• **What to do**: Look through the listing below and give the number of lines that hold "Brown". Say nothing more.

• **Data excerpts**:
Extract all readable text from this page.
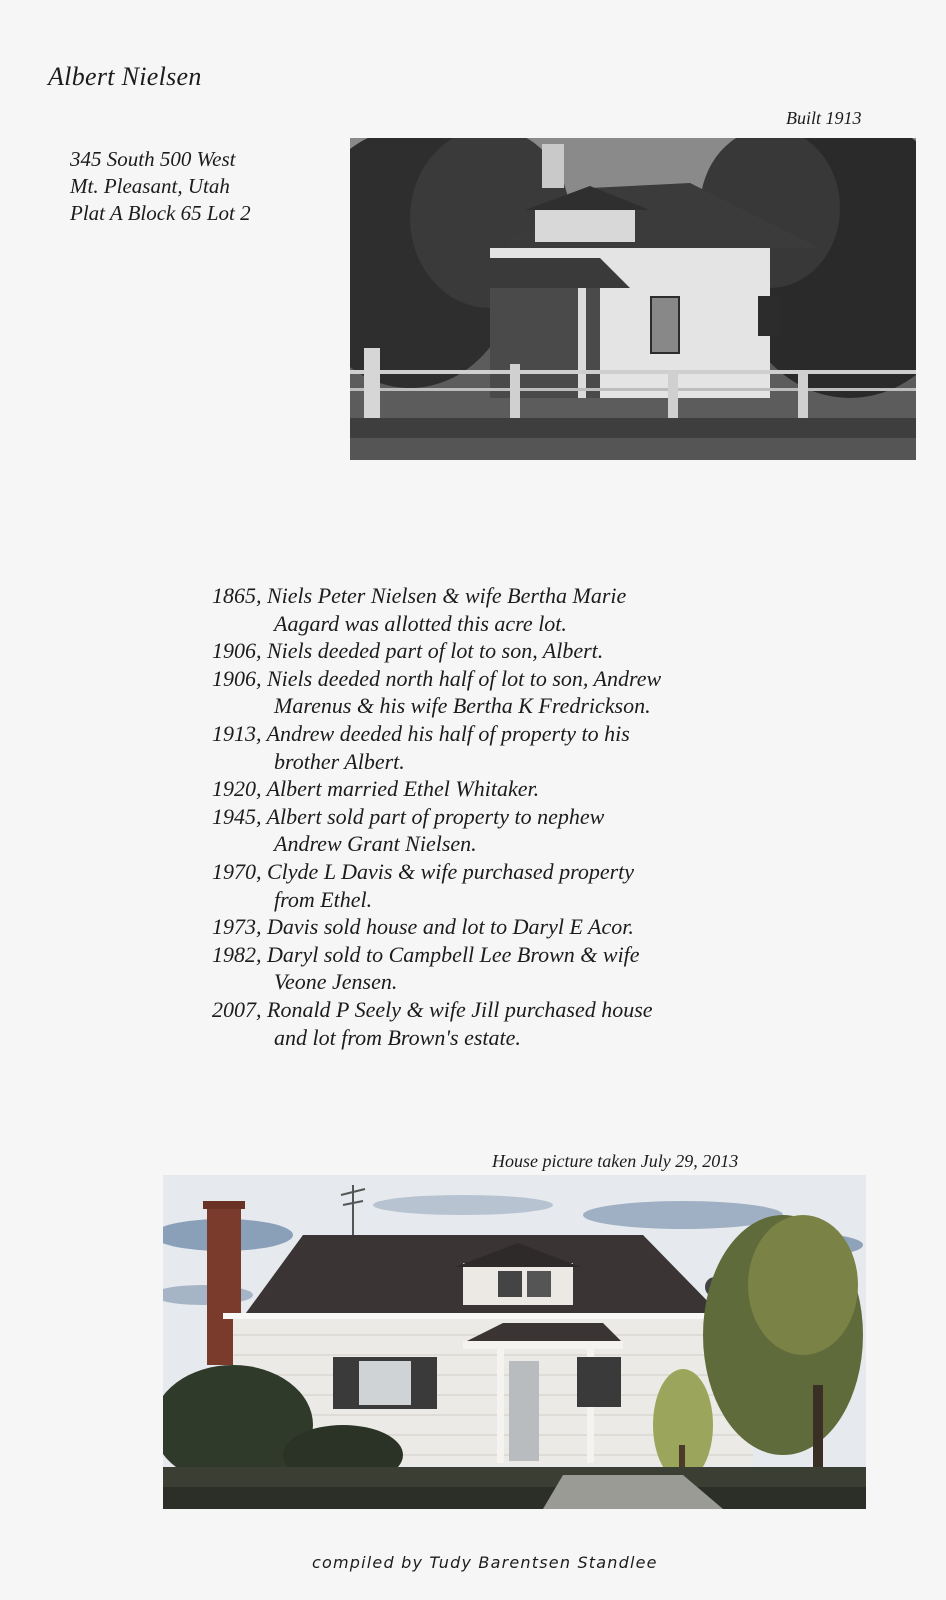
Albert Nielsen
345 South 500 West
Mt. Pleasant, Utah
Plat A Block 65 Lot 2
Built 1913
1865, Niels Peter Nielsen & wife Bertha Marie
Aagard was allotted this acre lot.
1906, Niels deeded part of lot to son, Albert.
1906, Niels deeded north half of lot to son, Andrew
Marenus & his wife Bertha K Fredrickson.
1913, Andrew deeded his half of property to his
brother Albert.
1920, Albert married Ethel Whitaker.
1945, Albert sold part of property to nephew
Andrew Grant Nielsen.
1970, Clyde L Davis & wife purchased property
from Ethel.
1973, Davis sold house and lot to Daryl E Acor.
1982, Daryl sold to Campbell Lee Brown & wife
Veone Jensen.
2007, Ronald P Seely & wife Jill purchased house
and lot from Brown's estate.
House picture taken July 29, 2013
compiled by Tudy Barentsen Standlee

• **Reply to the task**: 2